▶ _Exercise aim_: Each line containing the word "激光原理" must be collected.

===== Entries supplied

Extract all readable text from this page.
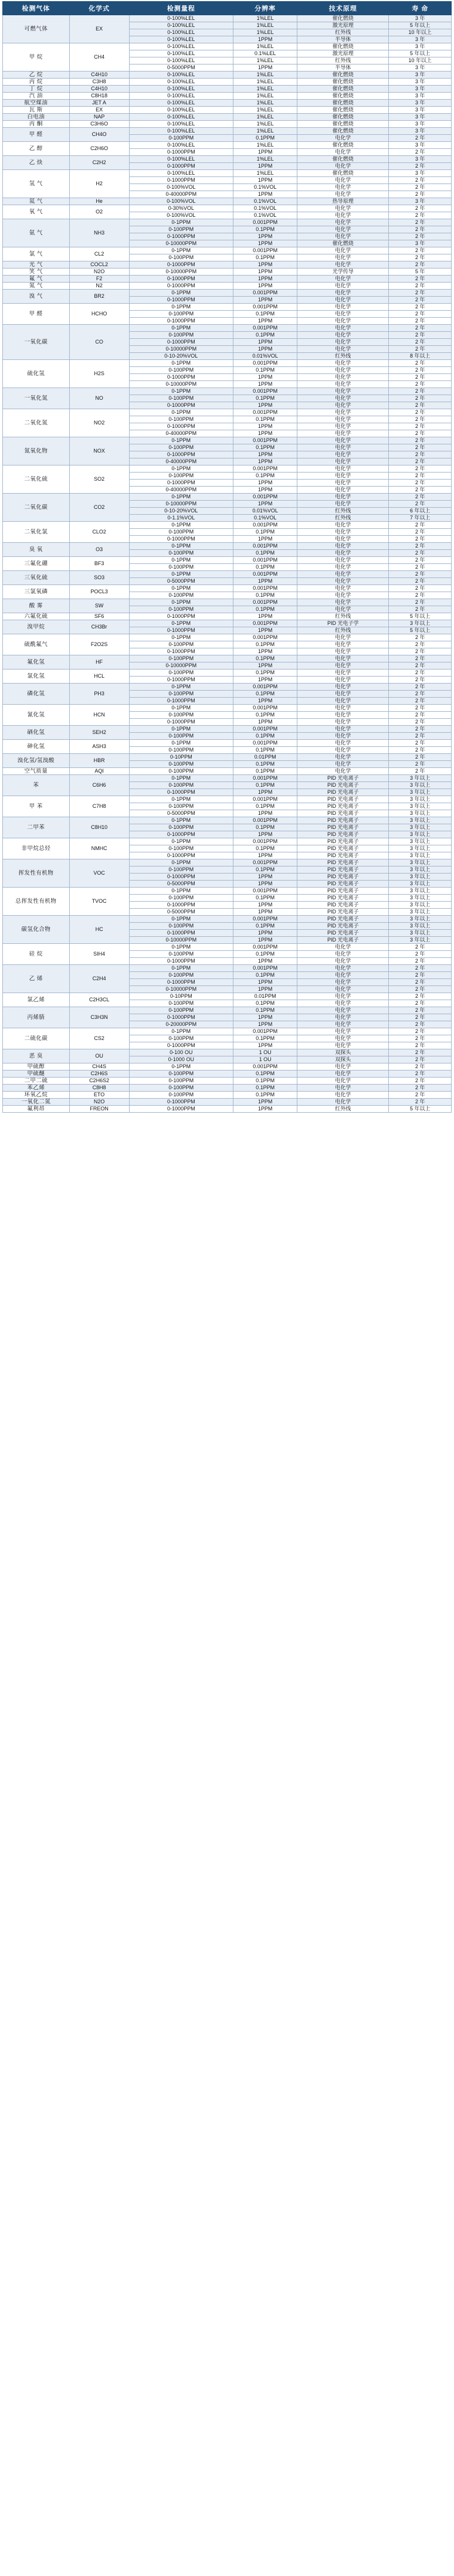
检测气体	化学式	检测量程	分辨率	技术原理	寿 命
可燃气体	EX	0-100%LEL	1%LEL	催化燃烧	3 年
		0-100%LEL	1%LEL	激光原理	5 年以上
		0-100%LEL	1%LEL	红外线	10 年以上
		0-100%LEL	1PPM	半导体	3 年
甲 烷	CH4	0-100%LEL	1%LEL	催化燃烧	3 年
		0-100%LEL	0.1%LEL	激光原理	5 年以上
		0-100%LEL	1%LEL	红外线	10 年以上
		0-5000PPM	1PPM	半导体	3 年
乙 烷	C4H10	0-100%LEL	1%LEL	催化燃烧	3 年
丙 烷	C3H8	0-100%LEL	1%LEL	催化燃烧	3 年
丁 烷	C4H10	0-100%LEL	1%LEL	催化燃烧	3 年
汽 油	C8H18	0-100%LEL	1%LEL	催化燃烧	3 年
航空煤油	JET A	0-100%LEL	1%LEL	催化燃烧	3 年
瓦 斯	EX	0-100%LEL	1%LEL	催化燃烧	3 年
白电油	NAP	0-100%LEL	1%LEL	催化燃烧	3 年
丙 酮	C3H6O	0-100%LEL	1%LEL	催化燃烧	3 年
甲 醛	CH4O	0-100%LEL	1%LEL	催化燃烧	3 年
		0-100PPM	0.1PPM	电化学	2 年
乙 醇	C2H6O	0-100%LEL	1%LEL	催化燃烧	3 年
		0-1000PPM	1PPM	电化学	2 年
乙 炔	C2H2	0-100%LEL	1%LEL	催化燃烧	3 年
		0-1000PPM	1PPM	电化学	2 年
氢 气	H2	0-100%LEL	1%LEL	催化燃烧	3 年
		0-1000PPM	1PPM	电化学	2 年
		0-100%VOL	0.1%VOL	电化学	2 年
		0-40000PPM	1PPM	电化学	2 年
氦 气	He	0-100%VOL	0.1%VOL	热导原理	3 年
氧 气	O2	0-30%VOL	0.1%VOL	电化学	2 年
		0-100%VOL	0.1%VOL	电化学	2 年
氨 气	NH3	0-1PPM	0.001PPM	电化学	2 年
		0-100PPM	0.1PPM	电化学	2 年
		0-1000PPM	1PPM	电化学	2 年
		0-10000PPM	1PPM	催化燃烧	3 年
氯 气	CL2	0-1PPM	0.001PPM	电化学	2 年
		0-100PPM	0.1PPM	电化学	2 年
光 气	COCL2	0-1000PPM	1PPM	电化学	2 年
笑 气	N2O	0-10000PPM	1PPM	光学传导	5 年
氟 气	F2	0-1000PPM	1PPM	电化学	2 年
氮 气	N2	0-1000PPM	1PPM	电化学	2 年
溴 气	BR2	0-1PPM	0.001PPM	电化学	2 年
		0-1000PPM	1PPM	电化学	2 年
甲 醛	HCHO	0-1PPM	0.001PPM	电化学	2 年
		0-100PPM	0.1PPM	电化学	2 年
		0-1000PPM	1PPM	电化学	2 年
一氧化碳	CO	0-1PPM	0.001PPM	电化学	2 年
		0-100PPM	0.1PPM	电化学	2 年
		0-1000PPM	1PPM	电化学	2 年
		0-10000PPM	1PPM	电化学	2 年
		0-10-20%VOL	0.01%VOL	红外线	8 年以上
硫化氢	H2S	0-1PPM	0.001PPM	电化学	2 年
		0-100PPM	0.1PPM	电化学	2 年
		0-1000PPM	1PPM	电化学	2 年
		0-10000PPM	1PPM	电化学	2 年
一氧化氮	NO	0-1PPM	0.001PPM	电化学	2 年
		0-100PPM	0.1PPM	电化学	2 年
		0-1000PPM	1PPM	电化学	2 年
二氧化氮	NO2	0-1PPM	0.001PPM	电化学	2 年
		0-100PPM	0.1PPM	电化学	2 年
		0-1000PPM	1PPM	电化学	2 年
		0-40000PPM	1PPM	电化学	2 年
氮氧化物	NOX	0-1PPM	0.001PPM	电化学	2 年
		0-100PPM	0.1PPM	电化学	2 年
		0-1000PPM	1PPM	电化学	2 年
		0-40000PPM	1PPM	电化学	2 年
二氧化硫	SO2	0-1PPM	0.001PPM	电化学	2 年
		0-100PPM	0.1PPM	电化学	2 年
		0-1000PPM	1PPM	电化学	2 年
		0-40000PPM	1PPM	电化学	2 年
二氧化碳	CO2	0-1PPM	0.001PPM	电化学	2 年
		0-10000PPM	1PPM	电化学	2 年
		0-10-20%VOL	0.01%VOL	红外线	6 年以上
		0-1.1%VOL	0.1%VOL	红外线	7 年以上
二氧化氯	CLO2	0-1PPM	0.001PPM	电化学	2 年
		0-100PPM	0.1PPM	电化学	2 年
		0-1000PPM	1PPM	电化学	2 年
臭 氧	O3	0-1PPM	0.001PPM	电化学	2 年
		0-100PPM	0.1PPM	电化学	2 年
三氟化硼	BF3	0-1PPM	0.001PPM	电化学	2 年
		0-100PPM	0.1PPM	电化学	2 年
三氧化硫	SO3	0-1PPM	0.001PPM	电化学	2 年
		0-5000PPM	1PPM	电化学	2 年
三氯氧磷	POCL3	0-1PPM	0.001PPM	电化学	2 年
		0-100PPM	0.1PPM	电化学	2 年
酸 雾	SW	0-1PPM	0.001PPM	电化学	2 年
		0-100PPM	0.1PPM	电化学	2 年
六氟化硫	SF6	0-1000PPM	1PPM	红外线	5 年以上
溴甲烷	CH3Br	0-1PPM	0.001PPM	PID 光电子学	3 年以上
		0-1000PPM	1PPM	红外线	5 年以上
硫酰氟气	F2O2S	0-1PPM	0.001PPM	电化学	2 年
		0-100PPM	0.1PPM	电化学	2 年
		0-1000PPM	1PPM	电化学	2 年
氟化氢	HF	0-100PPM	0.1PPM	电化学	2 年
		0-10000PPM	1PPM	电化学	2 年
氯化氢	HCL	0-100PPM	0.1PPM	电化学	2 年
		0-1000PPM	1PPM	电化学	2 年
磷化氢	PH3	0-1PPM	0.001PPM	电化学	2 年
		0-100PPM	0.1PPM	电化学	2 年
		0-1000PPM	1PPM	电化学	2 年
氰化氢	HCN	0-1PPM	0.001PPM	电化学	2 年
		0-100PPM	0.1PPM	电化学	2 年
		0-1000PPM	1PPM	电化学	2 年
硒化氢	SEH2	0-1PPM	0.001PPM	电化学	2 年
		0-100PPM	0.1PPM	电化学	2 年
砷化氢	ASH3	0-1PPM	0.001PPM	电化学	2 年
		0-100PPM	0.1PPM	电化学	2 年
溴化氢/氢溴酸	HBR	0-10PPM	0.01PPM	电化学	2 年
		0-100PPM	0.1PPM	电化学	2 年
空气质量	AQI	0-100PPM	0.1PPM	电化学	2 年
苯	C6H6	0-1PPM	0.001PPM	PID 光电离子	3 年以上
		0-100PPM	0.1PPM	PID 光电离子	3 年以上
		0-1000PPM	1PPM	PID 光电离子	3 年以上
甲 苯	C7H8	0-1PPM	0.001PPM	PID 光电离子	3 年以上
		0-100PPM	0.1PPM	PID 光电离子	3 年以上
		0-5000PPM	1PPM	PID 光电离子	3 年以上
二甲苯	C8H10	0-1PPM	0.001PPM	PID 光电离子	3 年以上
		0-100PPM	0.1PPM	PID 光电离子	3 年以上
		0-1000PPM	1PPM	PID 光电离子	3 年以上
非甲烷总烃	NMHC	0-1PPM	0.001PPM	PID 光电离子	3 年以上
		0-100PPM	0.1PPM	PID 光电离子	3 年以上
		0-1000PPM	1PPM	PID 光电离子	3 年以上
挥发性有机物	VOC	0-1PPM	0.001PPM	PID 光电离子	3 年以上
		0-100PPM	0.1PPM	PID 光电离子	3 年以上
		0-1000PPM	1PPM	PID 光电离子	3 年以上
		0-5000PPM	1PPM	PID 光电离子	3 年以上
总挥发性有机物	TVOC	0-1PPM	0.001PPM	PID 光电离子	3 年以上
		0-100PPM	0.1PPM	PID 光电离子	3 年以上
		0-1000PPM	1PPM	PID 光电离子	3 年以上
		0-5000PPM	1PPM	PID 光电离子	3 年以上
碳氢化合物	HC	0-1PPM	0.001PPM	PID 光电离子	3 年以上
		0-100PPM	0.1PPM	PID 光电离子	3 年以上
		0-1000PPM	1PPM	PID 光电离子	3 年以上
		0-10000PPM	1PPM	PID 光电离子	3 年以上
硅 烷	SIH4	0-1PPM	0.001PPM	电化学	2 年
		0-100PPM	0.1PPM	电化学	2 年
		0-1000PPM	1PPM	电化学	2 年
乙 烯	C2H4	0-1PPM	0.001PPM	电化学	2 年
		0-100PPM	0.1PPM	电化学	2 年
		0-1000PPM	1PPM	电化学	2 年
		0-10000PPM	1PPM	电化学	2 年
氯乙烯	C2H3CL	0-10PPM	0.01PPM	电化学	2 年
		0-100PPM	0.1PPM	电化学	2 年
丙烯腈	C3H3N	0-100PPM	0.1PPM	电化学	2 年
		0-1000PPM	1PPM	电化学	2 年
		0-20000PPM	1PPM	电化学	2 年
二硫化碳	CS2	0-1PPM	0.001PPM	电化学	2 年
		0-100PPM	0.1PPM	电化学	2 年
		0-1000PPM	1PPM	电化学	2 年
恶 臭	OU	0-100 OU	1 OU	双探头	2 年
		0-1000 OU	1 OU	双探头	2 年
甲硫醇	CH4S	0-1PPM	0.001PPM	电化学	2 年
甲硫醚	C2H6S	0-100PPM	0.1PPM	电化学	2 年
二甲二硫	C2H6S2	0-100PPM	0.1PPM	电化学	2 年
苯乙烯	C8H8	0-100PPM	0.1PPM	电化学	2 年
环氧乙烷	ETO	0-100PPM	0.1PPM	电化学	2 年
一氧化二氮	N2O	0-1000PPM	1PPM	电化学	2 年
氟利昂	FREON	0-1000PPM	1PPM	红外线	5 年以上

==========

▶ _Exercise response_:
		0-100%LEL	1%LEL	激光原理	5 年以上
		0-100%LEL	0.1%LEL	激光原理	5 年以上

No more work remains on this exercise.